* START THE INPUT *
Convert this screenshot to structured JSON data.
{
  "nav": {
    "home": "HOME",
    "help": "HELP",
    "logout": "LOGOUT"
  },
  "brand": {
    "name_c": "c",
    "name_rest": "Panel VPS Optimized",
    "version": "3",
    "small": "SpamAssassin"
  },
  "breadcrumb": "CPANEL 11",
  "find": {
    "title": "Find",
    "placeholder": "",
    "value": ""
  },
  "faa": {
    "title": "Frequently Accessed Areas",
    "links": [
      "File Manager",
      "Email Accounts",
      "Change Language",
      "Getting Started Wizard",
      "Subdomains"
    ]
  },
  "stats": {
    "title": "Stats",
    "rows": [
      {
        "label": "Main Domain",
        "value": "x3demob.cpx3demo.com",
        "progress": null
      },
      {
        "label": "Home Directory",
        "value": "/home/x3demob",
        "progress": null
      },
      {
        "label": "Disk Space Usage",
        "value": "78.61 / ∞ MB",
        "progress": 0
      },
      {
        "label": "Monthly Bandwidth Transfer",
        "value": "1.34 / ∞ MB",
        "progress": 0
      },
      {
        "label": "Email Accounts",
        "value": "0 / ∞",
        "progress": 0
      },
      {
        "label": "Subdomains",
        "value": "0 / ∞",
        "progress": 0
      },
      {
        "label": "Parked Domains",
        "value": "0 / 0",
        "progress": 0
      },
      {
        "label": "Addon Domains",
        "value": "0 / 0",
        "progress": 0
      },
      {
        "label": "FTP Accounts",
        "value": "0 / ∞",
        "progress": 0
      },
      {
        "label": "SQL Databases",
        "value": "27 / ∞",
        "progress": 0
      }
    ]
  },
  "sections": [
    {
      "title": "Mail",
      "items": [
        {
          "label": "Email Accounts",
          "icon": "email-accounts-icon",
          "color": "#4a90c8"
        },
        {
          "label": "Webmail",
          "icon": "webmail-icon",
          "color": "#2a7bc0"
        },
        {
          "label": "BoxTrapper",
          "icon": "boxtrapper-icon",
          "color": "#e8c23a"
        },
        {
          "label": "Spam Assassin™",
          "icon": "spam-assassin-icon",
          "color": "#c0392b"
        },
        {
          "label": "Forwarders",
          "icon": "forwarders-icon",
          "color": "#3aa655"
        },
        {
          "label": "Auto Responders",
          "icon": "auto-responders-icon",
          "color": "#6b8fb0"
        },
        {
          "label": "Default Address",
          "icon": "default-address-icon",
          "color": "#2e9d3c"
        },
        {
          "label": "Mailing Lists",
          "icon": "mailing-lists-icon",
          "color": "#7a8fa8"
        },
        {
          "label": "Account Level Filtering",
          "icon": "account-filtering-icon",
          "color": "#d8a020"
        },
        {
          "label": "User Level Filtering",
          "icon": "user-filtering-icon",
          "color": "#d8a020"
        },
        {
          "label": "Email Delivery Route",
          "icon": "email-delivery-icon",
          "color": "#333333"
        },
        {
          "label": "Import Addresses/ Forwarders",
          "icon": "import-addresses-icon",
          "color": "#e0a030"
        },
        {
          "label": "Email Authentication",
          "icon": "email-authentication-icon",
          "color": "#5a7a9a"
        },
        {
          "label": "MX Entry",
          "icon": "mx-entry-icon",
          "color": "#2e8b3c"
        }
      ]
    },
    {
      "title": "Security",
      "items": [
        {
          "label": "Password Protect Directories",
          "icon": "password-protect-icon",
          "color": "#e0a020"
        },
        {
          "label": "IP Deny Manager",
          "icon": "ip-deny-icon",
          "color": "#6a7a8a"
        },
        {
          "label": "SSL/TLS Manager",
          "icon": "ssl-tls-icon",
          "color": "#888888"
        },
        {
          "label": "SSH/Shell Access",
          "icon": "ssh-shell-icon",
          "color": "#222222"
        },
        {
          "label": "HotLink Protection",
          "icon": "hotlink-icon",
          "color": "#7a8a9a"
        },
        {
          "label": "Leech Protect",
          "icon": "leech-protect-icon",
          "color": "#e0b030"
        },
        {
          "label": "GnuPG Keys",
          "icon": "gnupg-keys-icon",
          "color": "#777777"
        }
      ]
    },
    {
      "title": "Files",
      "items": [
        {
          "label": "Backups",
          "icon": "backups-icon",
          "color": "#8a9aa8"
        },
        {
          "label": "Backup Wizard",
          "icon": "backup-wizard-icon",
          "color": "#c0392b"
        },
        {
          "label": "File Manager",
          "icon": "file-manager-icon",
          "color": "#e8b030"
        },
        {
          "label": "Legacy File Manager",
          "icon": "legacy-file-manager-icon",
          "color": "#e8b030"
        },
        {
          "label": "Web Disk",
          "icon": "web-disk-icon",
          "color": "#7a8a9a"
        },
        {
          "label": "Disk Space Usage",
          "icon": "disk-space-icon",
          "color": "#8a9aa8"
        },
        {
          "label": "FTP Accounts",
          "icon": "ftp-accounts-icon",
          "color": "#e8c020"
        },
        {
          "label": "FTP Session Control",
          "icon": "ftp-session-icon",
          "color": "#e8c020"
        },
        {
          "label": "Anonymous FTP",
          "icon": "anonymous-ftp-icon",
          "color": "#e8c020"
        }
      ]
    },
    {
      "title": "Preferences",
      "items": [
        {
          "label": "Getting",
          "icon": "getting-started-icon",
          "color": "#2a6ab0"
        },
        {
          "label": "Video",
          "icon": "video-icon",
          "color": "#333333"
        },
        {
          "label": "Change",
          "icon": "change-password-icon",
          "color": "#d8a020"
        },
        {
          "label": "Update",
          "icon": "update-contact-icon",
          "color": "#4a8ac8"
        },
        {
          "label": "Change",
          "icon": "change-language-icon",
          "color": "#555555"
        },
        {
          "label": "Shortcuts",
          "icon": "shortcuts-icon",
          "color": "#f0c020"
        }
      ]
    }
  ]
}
* END THE INPUT *
_JOB_
Return the whole listing exactly, with every line included.

_EXERCISE RESPONSE_
Convert this screenshot to structured JSON data.
{
  "nav": {
    "home": "HOME",
    "help": "HELP",
    "logout": "LOGOUT"
  },
  "brand": {
    "name_c": "c",
    "name_rest": "Panel VPS Optimized",
    "version": "3",
    "small": "SpamAssassin"
  },
  "breadcrumb": "CPANEL 11",
  "find": {
    "title": "Find",
    "placeholder": "",
    "value": ""
  },
  "faa": {
    "title": "Frequently Accessed Areas",
    "links": [
      "File Manager",
      "Email Accounts",
      "Change Language",
      "Getting Started Wizard",
      "Subdomains"
    ]
  },
  "stats": {
    "title": "Stats",
    "rows": [
      {
        "label": "Main Domain",
        "value": "x3demob.cpx3demo.com",
        "progress": null
      },
      {
        "label": "Home Directory",
        "value": "/home/x3demob",
        "progress": null
      },
      {
        "label": "Disk Space Usage",
        "value": "78.61 / ∞ MB",
        "progress": 0
      },
      {
        "label": "Monthly Bandwidth Transfer",
        "value": "1.34 / ∞ MB",
        "progress": 0
      },
      {
        "label": "Email Accounts",
        "value": "0 / ∞",
        "progress": 0
      },
      {
        "label": "Subdomains",
        "value": "0 / ∞",
        "progress": 0
      },
      {
        "label": "Parked Domains",
        "value": "0 / 0",
        "progress": 0
      },
      {
        "label": "Addon Domains",
        "value": "0 / 0",
        "progress": 0
      },
      {
        "label": "FTP Accounts",
        "value": "0 / ∞",
        "progress": 0
      },
      {
        "label": "SQL Databases",
        "value": "27 / ∞",
        "progress": 0
      }
    ]
  },
  "sections": [
    {
      "title": "Mail",
      "items": [
        {
          "label": "Email Accounts",
          "icon": "email-accounts-icon",
          "color": "#4a90c8"
        },
        {
          "label": "Webmail",
          "icon": "webmail-icon",
          "color": "#2a7bc0"
        },
        {
          "label": "BoxTrapper",
          "icon": "boxtrapper-icon",
          "color": "#e8c23a"
        },
        {
          "label": "Spam Assassin™",
          "icon": "spam-assassin-icon",
          "color": "#c0392b"
        },
        {
          "label": "Forwarders",
          "icon": "forwarders-icon",
          "color": "#3aa655"
        },
        {
          "label": "Auto Responders",
          "icon": "auto-responders-icon",
          "color": "#6b8fb0"
        },
        {
          "label": "Default Address",
          "icon": "default-address-icon",
          "color": "#2e9d3c"
        },
        {
          "label": "Mailing Lists",
          "icon": "mailing-lists-icon",
          "color": "#7a8fa8"
        },
        {
          "label": "Account Level Filtering",
          "icon": "account-filtering-icon",
          "color": "#d8a020"
        },
        {
          "label": "User Level Filtering",
          "icon": "user-filtering-icon",
          "color": "#d8a020"
        },
        {
          "label": "Email Delivery Route",
          "icon": "email-delivery-icon",
          "color": "#333333"
        },
        {
          "label": "Import Addresses/ Forwarders",
          "icon": "import-addresses-icon",
          "color": "#e0a030"
        },
        {
          "label": "Email Authentication",
          "icon": "email-authentication-icon",
          "color": "#5a7a9a"
        },
        {
          "label": "MX Entry",
          "icon": "mx-entry-icon",
          "color": "#2e8b3c"
        }
      ]
    },
    {
      "title": "Security",
      "items": [
        {
          "label": "Password Protect Directories",
          "icon": "password-protect-icon",
          "color": "#e0a020"
        },
        {
          "label": "IP Deny Manager",
          "icon": "ip-deny-icon",
          "color": "#6a7a8a"
        },
        {
          "label": "SSL/TLS Manager",
          "icon": "ssl-tls-icon",
          "color": "#888888"
        },
        {
          "label": "SSH/Shell Access",
          "icon": "ssh-shell-icon",
          "color": "#222222"
        },
        {
          "label": "HotLink Protection",
          "icon": "hotlink-icon",
          "color": "#7a8a9a"
        },
        {
          "label": "Leech Protect",
          "icon": "leech-protect-icon",
          "color": "#e0b030"
        },
        {
          "label": "GnuPG Keys",
          "icon": "gnupg-keys-icon",
          "color": "#777777"
        }
      ]
    },
    {
      "title": "Files",
      "items": [
        {
          "label": "Backups",
          "icon": "backups-icon",
          "color": "#8a9aa8"
        },
        {
          "label": "Backup Wizard",
          "icon": "backup-wizard-icon",
          "color": "#c0392b"
        },
        {
          "label": "File Manager",
          "icon": "file-manager-icon",
          "color": "#e8b030"
        },
        {
          "label": "Legacy File Manager",
          "icon": "legacy-file-manager-icon",
          "color": "#e8b030"
        },
        {
          "label": "Web Disk",
          "icon": "web-disk-icon",
          "color": "#7a8a9a"
        },
        {
          "label": "Disk Space Usage",
          "icon": "disk-space-icon",
          "color": "#8a9aa8"
        },
        {
          "label": "FTP Accounts",
          "icon": "ftp-accounts-icon",
          "color": "#e8c020"
        },
        {
          "label": "FTP Session Control",
          "icon": "ftp-session-icon",
          "color": "#e8c020"
        },
        {
          "label": "Anonymous FTP",
          "icon": "anonymous-ftp-icon",
          "color": "#e8c020"
        }
      ]
    },
    {
      "title": "Preferences",
      "items": [
        {
          "label": "Getting",
          "icon": "getting-started-icon",
          "color": "#2a6ab0"
        },
        {
          "label": "Video",
          "icon": "video-icon",
          "color": "#333333"
        },
        {
          "label": "Change",
          "icon": "change-password-icon",
          "color": "#d8a020"
        },
        {
          "label": "Update",
          "icon": "update-contact-icon",
          "color": "#4a8ac8"
        },
        {
          "label": "Change",
          "icon": "change-language-icon",
          "color": "#555555"
        },
        {
          "label": "Shortcuts",
          "icon": "shortcuts-icon",
          "color": "#f0c020"
        }
      ]
    }
  ]
}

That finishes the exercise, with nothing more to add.